Stored records:
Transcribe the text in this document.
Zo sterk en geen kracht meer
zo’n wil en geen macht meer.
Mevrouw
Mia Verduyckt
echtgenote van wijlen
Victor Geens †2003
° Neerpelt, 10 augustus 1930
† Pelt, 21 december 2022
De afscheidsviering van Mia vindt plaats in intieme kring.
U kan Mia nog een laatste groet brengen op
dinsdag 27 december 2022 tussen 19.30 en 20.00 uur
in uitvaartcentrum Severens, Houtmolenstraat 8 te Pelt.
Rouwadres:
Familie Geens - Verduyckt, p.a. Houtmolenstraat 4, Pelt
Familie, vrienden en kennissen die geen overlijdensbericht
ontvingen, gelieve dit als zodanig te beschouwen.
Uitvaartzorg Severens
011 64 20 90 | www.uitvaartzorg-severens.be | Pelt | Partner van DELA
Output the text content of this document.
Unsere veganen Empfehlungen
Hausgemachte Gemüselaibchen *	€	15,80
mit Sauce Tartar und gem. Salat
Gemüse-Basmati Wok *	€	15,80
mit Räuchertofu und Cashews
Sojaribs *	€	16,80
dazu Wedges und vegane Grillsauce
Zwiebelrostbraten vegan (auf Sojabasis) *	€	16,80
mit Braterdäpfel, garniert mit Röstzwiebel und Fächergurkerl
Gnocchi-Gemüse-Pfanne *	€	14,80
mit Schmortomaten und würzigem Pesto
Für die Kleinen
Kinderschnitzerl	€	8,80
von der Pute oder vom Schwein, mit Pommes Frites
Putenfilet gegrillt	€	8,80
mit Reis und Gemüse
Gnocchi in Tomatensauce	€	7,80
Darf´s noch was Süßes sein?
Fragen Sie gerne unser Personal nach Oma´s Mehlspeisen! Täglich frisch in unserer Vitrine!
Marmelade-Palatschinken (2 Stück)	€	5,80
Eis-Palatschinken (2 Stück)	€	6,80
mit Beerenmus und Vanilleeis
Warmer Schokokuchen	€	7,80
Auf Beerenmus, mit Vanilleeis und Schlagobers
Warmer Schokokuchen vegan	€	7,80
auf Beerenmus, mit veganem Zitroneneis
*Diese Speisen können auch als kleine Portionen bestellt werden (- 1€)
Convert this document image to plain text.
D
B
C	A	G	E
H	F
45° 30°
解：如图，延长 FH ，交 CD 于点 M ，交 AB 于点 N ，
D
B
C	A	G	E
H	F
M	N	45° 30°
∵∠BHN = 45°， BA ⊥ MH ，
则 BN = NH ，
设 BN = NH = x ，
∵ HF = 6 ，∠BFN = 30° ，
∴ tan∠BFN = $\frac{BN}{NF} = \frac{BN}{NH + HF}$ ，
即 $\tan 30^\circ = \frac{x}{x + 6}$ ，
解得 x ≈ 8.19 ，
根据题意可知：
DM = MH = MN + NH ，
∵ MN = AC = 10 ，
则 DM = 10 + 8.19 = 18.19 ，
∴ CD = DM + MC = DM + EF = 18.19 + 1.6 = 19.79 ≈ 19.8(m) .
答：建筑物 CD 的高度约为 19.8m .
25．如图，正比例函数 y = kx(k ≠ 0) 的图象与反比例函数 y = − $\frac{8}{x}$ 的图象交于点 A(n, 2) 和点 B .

▶ Aim: List the lines of the entries that include "text".

▶ Answer to the problem:
Transcribe the text in this document.
Output the text content of this document.
Convert this document image to plain text.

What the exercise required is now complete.